◆ **DATASET**:
#####
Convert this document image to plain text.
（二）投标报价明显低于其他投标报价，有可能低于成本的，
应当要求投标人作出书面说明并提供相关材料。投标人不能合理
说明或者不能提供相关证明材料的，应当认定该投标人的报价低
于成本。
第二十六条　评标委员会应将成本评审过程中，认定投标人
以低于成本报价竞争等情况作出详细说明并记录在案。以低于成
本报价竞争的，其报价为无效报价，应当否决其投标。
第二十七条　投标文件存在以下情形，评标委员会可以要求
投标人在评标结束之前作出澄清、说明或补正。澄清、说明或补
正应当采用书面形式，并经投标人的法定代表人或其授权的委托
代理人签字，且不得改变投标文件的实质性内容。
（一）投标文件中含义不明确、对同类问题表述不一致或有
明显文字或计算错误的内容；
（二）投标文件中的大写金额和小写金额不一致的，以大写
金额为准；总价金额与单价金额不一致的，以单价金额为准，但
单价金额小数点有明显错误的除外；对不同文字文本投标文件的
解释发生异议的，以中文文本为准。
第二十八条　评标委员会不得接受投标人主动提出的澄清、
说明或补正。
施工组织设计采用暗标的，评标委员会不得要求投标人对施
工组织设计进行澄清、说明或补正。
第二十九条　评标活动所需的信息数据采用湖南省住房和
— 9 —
#####
◆ **WHAT IS BEING ASKED**: How many of the lines above hold the word "说明或补正"? Give only that number.

◆ **REPLY TO THE EXERCISE**: 3